* **Exercise task**:
Copy out each line containing "PERFORMANCE" from the entries below.

Material shown start

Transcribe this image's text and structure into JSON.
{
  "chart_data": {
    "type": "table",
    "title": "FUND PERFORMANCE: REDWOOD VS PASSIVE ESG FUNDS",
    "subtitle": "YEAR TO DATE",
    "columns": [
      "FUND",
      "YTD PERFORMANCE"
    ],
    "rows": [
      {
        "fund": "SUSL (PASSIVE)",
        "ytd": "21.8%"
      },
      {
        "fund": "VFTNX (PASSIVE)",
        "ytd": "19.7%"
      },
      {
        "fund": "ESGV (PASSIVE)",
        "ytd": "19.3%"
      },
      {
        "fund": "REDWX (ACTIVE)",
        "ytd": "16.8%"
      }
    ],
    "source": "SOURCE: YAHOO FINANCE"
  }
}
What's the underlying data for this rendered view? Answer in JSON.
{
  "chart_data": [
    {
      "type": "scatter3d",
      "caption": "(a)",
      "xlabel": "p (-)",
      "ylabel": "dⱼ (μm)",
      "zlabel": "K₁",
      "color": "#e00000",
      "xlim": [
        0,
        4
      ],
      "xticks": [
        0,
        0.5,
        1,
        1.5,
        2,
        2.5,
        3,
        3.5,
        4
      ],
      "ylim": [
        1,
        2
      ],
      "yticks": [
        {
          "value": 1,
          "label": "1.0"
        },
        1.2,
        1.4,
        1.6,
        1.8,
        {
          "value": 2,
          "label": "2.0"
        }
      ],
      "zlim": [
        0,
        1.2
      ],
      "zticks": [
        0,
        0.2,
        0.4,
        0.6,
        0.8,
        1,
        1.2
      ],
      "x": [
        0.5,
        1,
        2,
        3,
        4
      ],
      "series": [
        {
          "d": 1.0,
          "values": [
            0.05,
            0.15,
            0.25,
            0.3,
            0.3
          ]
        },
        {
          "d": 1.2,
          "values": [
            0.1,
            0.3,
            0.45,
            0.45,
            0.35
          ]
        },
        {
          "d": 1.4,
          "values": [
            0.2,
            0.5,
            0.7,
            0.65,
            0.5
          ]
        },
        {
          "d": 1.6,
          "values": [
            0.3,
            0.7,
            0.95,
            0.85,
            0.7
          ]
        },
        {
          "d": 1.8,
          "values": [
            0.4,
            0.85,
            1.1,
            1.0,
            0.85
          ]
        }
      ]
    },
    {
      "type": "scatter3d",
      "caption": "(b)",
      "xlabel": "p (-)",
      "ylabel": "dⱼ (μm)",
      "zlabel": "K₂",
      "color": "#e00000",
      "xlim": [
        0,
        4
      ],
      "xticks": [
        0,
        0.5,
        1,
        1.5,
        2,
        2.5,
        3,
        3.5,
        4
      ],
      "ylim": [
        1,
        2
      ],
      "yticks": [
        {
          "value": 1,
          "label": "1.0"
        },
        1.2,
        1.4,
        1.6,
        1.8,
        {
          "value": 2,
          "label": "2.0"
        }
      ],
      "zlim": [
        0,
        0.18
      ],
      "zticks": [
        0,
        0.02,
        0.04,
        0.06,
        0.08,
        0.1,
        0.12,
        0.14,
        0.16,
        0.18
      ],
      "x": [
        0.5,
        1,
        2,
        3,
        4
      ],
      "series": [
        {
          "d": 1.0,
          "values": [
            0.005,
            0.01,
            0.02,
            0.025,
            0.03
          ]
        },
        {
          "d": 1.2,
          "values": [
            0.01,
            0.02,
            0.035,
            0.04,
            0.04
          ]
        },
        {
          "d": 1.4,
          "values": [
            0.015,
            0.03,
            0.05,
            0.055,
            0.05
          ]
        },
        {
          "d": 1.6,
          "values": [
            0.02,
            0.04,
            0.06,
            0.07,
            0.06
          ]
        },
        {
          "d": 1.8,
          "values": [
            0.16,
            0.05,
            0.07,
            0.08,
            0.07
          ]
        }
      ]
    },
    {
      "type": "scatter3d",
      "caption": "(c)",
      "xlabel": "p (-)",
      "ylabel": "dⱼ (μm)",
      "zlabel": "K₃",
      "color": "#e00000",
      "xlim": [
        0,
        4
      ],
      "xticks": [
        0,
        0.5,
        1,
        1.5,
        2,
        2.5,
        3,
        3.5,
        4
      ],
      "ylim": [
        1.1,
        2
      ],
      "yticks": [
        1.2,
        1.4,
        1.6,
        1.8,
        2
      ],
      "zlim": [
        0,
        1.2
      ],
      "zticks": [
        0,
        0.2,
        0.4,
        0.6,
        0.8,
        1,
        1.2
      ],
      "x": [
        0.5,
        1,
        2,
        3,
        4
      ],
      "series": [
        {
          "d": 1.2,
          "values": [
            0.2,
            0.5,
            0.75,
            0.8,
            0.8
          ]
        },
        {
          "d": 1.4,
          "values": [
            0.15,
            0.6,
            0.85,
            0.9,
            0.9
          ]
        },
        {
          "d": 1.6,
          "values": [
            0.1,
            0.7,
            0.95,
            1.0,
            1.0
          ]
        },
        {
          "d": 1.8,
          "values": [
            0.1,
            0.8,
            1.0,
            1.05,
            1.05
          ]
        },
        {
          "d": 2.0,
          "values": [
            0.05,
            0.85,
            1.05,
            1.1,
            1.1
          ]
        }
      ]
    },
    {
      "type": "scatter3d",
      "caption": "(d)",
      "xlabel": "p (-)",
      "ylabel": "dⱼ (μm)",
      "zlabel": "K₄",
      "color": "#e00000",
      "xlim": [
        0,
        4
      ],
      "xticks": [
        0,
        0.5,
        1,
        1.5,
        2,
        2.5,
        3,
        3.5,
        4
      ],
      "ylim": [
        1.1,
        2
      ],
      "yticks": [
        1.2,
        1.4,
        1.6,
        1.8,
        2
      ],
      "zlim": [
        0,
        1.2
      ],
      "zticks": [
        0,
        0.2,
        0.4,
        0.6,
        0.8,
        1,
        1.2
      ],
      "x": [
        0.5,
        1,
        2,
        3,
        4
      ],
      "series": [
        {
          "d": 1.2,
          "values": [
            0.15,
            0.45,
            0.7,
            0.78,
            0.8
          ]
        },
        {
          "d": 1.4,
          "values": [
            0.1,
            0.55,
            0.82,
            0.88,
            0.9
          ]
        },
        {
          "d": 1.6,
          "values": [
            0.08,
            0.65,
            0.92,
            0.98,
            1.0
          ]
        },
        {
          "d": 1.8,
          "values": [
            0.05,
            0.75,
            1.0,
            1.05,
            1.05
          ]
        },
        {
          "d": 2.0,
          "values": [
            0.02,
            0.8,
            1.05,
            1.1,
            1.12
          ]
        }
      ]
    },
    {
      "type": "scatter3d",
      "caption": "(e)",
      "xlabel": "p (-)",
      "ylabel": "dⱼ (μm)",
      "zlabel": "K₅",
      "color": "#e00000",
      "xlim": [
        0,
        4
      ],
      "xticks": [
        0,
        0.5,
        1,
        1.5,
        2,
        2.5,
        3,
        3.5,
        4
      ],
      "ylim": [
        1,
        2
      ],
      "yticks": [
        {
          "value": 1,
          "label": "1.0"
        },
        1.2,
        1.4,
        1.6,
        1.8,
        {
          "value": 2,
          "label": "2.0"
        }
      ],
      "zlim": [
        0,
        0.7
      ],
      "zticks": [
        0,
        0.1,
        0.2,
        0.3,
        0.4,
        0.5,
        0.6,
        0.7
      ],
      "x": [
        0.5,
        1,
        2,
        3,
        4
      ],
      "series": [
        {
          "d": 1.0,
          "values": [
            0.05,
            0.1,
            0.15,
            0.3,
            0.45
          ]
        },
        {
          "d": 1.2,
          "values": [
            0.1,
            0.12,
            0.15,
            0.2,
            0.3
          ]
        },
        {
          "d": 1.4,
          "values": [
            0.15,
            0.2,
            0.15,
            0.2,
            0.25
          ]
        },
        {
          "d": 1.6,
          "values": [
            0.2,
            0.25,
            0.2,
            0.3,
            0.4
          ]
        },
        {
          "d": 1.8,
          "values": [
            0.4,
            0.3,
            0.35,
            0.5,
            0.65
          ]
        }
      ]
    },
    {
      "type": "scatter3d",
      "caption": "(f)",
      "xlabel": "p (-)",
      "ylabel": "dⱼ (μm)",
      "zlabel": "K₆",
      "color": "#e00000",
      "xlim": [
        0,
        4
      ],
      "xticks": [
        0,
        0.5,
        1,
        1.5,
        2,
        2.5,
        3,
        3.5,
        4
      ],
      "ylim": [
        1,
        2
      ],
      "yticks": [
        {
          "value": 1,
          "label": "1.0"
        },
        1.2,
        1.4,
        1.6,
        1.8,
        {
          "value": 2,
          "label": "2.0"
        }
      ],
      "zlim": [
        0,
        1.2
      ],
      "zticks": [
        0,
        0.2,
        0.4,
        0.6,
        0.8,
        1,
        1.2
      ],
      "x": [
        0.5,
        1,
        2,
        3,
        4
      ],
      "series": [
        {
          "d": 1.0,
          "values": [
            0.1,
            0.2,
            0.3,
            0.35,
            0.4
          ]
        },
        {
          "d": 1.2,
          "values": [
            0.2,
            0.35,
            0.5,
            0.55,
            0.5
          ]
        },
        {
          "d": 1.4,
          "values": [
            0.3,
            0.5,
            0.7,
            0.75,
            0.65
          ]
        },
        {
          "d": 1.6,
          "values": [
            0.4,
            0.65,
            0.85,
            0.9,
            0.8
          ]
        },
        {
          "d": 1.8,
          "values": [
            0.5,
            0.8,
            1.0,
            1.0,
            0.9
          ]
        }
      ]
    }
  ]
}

Material shown end

* **Solution below**:
    "title": "FUND PERFORMANCE: REDWOOD VS PASSIVE ESG FUNDS",
      "YTD PERFORMANCE"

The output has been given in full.